Page element annotations:
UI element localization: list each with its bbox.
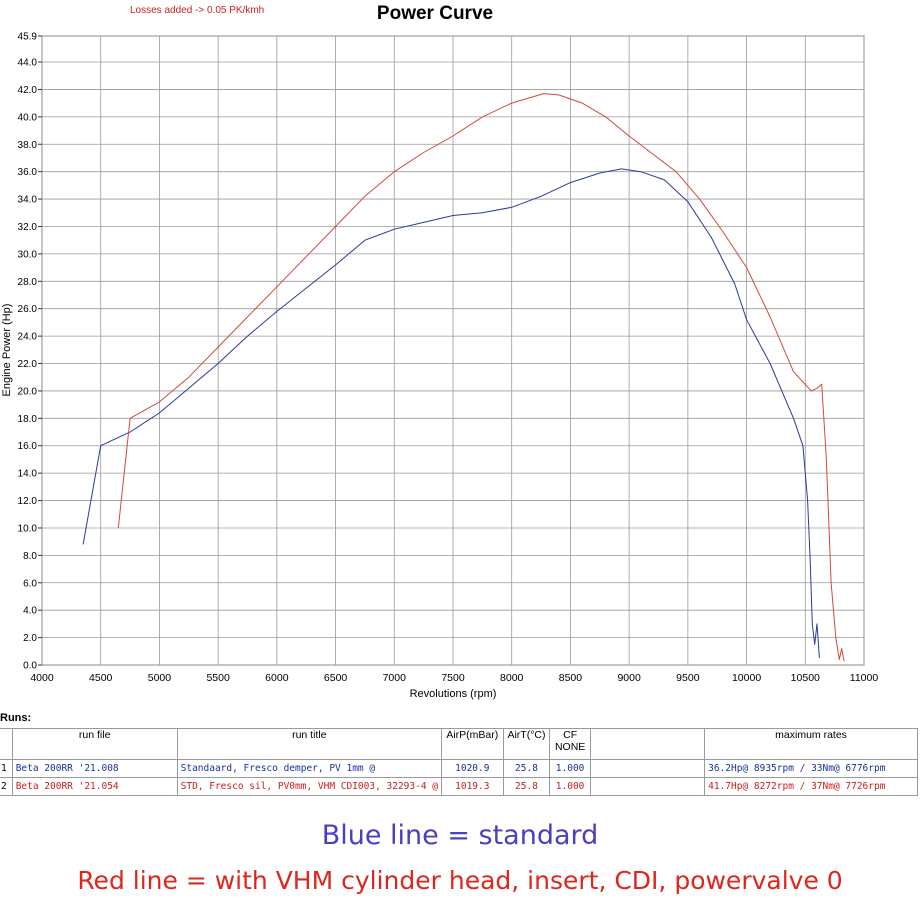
y-tick-label: 16.0	[18, 441, 38, 452]
blank-header	[589, 728, 706, 760]
x-tick-label: 11000	[850, 672, 879, 684]
y-tick-label: 30.0	[18, 249, 38, 260]
run-title: Standaard, Fresco demper, PV 1mm @	[176, 759, 443, 778]
y-tick-label: 36.0	[18, 167, 38, 178]
runs-header-row: run file run title AirP(mBar) AirT(°C) C…	[0, 728, 918, 760]
y-axis-label: Engine Power (Hp)	[1, 304, 13, 397]
airt-header: AirT(°C)	[502, 728, 551, 760]
run-airt: 25.8	[502, 759, 551, 778]
x-tick-label: 10500	[791, 672, 820, 684]
run-cf: 1.000	[549, 759, 591, 778]
y-tick-labels: 0.0 2.0 4.0 6.0 8.0 10.0 12.0 14.0 16.0 18.0 20.0 2…	[18, 32, 42, 672]
y-tick-label: 28.0	[18, 277, 38, 288]
y-tick-label: 2.0	[23, 633, 37, 644]
power-curve-chart: 0.0 2.0 4.0 6.0 8.0 10.0 12.0 14.0 16.0 18.0 20.0 2…	[1, 32, 878, 701]
grid-lines	[41, 35, 865, 666]
y-tick-label: 22.0	[18, 359, 38, 370]
index-header	[0, 728, 13, 760]
x-tick-labels: 4000 4500 5000 5500 6000 6500 7000 7500 8000 8500…	[30, 672, 878, 684]
y-tick-label: 0.0	[23, 661, 37, 672]
y-tick-label: 14.0	[18, 469, 38, 480]
x-tick-label: 5000	[148, 672, 172, 684]
run-file: Beta 200RR '21.054	[11, 777, 178, 796]
y-tick-label: 18.0	[18, 414, 38, 425]
x-tick-label: 6000	[265, 672, 289, 684]
y-tick-label: 10.0	[18, 523, 38, 534]
y-tick-label: 42.0	[18, 85, 38, 96]
run-title-header: run title	[176, 728, 443, 760]
run-title: STD, Fresco sil, PV0mm, VHM CDI003, 3229…	[176, 777, 443, 796]
x-tick-label: 6500	[324, 672, 348, 684]
run-cf: 1.000	[549, 777, 591, 796]
run-blank	[589, 759, 706, 778]
x-tick-label: 9500	[676, 672, 700, 684]
caption-blue: Blue line = standard	[321, 820, 599, 851]
series-line-red	[117, 93, 845, 661]
cf-header-label: CF	[563, 729, 578, 742]
x-axis-label: Revolutions (rpm)	[410, 688, 497, 700]
y-tick-label: 12.0	[18, 496, 38, 507]
y-tick-label: 40.0	[18, 112, 38, 123]
run-index: 1	[0, 759, 13, 778]
run-row-1: 1 Beta 200RR '21.008 Standaard, Fresco d…	[0, 759, 918, 778]
caption-red: Red line = with VHM cylinder head, inser…	[77, 866, 843, 895]
x-tick-label: 5500	[206, 672, 230, 684]
series-line-blue	[82, 168, 820, 659]
run-max-rates: 41.7Hp@ 8272rpm / 37Nm@ 7726rpm	[704, 777, 918, 796]
cf-header: CF NONE	[549, 728, 591, 760]
runs-table: run file run title AirP(mBar) AirT(°C) C…	[0, 728, 918, 796]
y-tick-label: 24.0	[18, 332, 38, 343]
y-tick-label: 26.0	[18, 304, 38, 315]
x-tick-label: 8000	[500, 672, 524, 684]
run-airp: 1020.9	[441, 759, 504, 778]
cf-header-sub: NONE	[554, 741, 586, 753]
run-max-rates: 36.2Hp@ 8935rpm / 33Nm@ 6776rpm	[704, 759, 918, 778]
run-file: Beta 200RR '21.008	[11, 759, 178, 778]
y-tick-label: 34.0	[18, 195, 38, 206]
run-airp: 1019.3	[441, 777, 504, 796]
losses-note: Losses added -> 0.05 PK/kmh	[130, 5, 265, 16]
y-tick-label: 6.0	[23, 578, 37, 589]
y-tick-label: 32.0	[18, 222, 38, 233]
x-tick-label: 4000	[30, 672, 54, 684]
y-tick-label: 20.0	[18, 386, 38, 397]
run-file-header: run file	[11, 728, 178, 760]
chart-title: Power Curve	[376, 3, 494, 24]
runs-label: Runs:	[0, 712, 32, 724]
x-tick-label: 10000	[732, 672, 761, 684]
x-tick-label: 8500	[559, 672, 583, 684]
y-tick-label: 44.0	[18, 58, 38, 69]
max-rates-header: maximum rates	[704, 728, 918, 760]
x-tick-label: 7500	[441, 672, 465, 684]
run-index: 2	[0, 777, 13, 796]
run-airt: 25.8	[502, 777, 551, 796]
y-tick-label: 8.0	[23, 551, 37, 562]
y-tick-label: 45.9	[18, 32, 38, 43]
x-tick-label: 7000	[383, 672, 407, 684]
y-tick-label: 38.0	[18, 140, 38, 151]
series-lines	[82, 93, 845, 661]
airp-header: AirP(mBar)	[441, 728, 504, 760]
run-row-2: 2 Beta 200RR '21.054 STD, Fresco sil, PV…	[0, 777, 918, 796]
run-blank	[589, 777, 706, 796]
x-tick-label: 4500	[89, 672, 113, 684]
y-tick-label: 4.0	[23, 606, 37, 617]
x-tick-label: 9000	[617, 672, 641, 684]
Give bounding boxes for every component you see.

→ **EXERCISE AIM**:
Can you rewrite the stretch of items from the line containing "441, 38, 452]" through the line containing "688, 497, 700]", putting "Engine speed" in place of "Revolutions" and changing nothing else?

→ **WRITTEN SOLUTION**:
y-tick-label: 16.0	[18, 441, 38, 452]
blank-header	[589, 728, 706, 760]
x-tick-label: 11000	[850, 672, 879, 684]
y-tick-label: 30.0	[18, 249, 38, 260]
run-title: Standaard, Fresco demper, PV 1mm @	[176, 759, 443, 778]
y-tick-label: 36.0	[18, 167, 38, 178]
runs-header-row: run file run title AirP(mBar) AirT(°C) C…	[0, 728, 918, 760]
y-axis-label: Engine Power (Hp)	[1, 304, 13, 397]
airt-header: AirT(°C)	[502, 728, 551, 760]
run-airt: 25.8	[502, 759, 551, 778]
x-tick-label: 10500	[791, 672, 820, 684]
run-cf: 1.000	[549, 759, 591, 778]
y-tick-labels: 0.0 2.0 4.0 6.0 8.0 10.0 12.0 14.0 16.0 18.0 20.0 2…	[18, 32, 42, 672]
y-tick-label: 28.0	[18, 277, 38, 288]
y-tick-label: 2.0	[23, 633, 37, 644]
power-curve-chart: 0.0 2.0 4.0 6.0 8.0 10.0 12.0 14.0 16.0 18.0 20.0 2…	[1, 32, 878, 701]
grid-lines	[41, 35, 865, 666]
y-tick-label: 22.0	[18, 359, 38, 370]
index-header	[0, 728, 13, 760]
x-tick-labels: 4000 4500 5000 5500 6000 6500 7000 7500 8000 8500…	[30, 672, 878, 684]
y-tick-label: 0.0	[23, 661, 37, 672]
y-tick-label: 14.0	[18, 469, 38, 480]
x-tick-label: 5000	[148, 672, 172, 684]
run-file: Beta 200RR '21.054	[11, 777, 178, 796]
y-tick-label: 18.0	[18, 414, 38, 425]
x-tick-label: 6000	[265, 672, 289, 684]
y-tick-label: 10.0	[18, 523, 38, 534]
y-tick-label: 42.0	[18, 85, 38, 96]
run-title-header: run title	[176, 728, 443, 760]
run-title: STD, Fresco sil, PV0mm, VHM CDI003, 3229…	[176, 777, 443, 796]
x-tick-label: 6500	[324, 672, 348, 684]
run-cf: 1.000	[549, 777, 591, 796]
run-blank	[589, 759, 706, 778]
x-tick-label: 9500	[676, 672, 700, 684]
caption-blue: Blue line = standard	[321, 820, 599, 851]
series-line-red	[117, 93, 845, 661]
cf-header-label: CF	[563, 729, 578, 742]
x-axis-label: Engine speed (rpm)	[410, 688, 497, 700]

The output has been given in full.